## Exercise aim
Reproduce the entries exactly.

_ _ _ _ _ _ _

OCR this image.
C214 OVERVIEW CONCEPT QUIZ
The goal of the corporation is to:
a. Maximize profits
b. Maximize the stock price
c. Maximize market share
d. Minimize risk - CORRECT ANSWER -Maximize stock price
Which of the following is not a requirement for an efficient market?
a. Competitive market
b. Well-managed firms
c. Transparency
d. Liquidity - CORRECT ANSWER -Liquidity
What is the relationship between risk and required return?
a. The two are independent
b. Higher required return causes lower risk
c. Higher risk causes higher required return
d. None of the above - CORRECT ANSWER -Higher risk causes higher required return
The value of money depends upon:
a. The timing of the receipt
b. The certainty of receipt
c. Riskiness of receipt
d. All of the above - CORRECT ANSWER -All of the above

_ _ _ _ _ _ _

## Response to this task
OCR this image.
C214 OVERVIEW CONCEPT QUIZ
The goal of the corporation is to:
a. Maximize profits
b. Maximize the stock price
c. Maximize market share
d. Minimize risk - CORRECT ANSWER -Maximize stock price
Which of the following is not a requirement for an efficient market?
a. Competitive market
b. Well-managed firms
c. Transparency
d. Liquidity - CORRECT ANSWER -Liquidity
What is the relationship between risk and required return?
a. The two are independent
b. Higher required return causes lower risk
c. Higher risk causes higher required return
d. None of the above - CORRECT ANSWER -Higher risk causes higher required return
The value of money depends upon:
a. The timing of the receipt
b. The certainty of receipt
c. Riskiness of receipt
d. All of the above - CORRECT ANSWER -All of the above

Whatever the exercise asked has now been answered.